# Material supplied:
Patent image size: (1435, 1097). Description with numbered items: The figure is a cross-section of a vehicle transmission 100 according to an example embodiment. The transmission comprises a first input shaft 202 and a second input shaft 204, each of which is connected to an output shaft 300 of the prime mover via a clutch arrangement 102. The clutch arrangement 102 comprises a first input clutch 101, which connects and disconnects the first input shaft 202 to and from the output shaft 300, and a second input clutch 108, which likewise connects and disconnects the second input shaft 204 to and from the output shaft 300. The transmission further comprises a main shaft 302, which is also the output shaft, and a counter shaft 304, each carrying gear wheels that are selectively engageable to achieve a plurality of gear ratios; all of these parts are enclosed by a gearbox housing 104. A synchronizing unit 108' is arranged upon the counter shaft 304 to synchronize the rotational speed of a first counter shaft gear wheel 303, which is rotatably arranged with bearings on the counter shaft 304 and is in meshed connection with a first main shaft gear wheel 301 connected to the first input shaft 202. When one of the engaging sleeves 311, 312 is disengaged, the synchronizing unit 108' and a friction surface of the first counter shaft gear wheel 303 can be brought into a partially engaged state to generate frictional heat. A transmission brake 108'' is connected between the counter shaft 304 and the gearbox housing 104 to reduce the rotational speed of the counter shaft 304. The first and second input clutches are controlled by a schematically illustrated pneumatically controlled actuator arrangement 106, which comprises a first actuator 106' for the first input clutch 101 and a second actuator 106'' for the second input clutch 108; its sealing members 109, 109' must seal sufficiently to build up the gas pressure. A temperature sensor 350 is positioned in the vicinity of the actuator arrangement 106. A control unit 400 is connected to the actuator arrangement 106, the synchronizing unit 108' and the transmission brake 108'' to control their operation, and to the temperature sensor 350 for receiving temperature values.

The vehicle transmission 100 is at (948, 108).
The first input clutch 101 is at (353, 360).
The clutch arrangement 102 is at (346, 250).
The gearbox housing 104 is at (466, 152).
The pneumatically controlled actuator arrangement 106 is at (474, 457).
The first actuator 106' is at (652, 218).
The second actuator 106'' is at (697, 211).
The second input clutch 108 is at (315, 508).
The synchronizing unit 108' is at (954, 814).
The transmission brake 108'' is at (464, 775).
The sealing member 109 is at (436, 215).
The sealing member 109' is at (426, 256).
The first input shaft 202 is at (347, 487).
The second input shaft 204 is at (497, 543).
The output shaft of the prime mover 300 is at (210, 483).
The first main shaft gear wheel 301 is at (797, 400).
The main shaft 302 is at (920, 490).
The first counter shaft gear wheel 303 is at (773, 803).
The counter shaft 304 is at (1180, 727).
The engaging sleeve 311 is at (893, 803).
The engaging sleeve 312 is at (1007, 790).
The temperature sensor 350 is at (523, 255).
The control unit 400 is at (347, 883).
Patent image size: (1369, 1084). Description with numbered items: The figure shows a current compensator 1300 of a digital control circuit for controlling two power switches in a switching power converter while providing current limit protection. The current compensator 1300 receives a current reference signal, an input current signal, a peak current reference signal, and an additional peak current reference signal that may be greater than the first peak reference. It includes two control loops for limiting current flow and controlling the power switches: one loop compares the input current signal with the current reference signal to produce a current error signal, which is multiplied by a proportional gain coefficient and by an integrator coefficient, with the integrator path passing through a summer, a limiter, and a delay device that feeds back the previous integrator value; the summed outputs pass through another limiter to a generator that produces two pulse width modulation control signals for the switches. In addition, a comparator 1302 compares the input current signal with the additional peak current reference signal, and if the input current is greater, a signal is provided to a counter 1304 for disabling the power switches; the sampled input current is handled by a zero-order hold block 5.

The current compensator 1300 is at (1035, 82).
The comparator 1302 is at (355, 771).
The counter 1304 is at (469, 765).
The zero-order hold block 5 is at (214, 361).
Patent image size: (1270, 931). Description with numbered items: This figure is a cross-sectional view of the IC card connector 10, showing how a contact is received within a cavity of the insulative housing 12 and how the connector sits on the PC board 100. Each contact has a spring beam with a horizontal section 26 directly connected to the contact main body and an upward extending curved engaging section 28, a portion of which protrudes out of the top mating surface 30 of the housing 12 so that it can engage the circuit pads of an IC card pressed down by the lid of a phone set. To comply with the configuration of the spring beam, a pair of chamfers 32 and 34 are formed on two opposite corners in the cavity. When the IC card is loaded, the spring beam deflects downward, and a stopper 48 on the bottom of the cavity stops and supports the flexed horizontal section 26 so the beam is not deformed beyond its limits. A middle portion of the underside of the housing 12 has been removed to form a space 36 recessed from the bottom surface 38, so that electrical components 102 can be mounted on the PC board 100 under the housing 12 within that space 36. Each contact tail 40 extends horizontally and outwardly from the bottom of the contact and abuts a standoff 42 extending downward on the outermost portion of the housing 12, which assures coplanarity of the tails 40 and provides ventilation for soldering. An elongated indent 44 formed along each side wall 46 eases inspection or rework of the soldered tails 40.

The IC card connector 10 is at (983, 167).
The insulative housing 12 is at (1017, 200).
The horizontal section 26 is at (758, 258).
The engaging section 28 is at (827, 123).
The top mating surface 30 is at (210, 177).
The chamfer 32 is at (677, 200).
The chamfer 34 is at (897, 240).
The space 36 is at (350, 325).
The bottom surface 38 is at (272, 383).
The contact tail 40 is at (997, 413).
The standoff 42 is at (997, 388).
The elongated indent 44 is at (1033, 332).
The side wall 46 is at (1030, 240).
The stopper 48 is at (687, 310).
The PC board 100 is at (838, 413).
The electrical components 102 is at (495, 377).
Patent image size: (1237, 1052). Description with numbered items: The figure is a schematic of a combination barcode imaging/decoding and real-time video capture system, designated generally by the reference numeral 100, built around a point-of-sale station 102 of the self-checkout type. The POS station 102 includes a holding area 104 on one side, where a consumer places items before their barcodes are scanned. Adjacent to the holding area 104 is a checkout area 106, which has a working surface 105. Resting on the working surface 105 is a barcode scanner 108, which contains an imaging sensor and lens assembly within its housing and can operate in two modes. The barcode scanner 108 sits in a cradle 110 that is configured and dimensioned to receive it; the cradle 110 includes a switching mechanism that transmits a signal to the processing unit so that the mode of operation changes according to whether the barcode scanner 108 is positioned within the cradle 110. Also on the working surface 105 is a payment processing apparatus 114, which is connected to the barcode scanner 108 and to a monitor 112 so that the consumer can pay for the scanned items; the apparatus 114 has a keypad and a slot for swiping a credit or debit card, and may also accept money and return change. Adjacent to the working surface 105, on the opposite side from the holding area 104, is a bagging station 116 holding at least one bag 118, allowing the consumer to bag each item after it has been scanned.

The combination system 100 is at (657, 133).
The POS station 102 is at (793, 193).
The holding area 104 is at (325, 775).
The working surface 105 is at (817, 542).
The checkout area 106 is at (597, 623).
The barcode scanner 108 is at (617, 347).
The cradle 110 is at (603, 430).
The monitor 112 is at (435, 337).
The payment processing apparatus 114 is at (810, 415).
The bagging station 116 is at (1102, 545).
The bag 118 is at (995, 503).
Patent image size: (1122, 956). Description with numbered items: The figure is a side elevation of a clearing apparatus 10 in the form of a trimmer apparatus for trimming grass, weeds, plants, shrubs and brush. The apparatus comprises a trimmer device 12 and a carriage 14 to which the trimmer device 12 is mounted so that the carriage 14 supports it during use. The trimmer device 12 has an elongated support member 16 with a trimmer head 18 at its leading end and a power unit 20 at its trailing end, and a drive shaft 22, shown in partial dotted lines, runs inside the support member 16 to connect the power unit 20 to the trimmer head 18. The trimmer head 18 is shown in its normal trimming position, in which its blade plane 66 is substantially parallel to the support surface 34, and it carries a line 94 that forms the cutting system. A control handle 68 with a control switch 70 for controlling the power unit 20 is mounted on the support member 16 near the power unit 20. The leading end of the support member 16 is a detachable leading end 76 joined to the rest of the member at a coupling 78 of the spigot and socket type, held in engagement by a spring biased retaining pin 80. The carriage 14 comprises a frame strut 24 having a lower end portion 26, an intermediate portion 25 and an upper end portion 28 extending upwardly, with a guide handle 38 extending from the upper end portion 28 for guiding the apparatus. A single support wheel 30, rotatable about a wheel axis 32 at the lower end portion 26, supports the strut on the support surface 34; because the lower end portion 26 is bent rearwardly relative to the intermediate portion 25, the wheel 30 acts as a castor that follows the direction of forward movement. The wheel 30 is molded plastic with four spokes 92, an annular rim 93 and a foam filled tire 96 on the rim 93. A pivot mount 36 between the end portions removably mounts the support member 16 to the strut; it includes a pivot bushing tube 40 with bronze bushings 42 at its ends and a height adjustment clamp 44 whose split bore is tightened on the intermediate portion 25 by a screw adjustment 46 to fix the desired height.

# Goal:
Repeat the lines starting with the one containing "Patent image size: (1369, 1084)." and going on through the one containing "The zero-order hold block 5 is at (214, 361).".

# Problem solution:
Patent image size: (1369, 1084). Description with numbered items: The figure shows a current compensator 1300 of a digital control circuit for controlling two power switches in a switching power converter while providing current limit protection. The current compensator 1300 receives a current reference signal, an input current signal, a peak current reference signal, and an additional peak current reference signal that may be greater than the first peak reference. It includes two control loops for limiting current flow and controlling the power switches: one loop compares the input current signal with the current reference signal to produce a current error signal, which is multiplied by a proportional gain coefficient and by an integrator coefficient, with the integrator path passing through a summer, a limiter, and a delay device that feeds back the previous integrator value; the summed outputs pass through another limiter to a generator that produces two pulse width modulation control signals for the switches. In addition, a comparator 1302 compares the input current signal with the additional peak current reference signal, and if the input current is greater, a signal is provided to a counter 1304 for disabling the power switches; the sampled input current is handled by a zero-order hold block 5.

The current compensator 1300 is at (1035, 82).
The comparator 1302 is at (355, 771).
The counter 1304 is at (469, 765).
The zero-order hold block 5 is at (214, 361).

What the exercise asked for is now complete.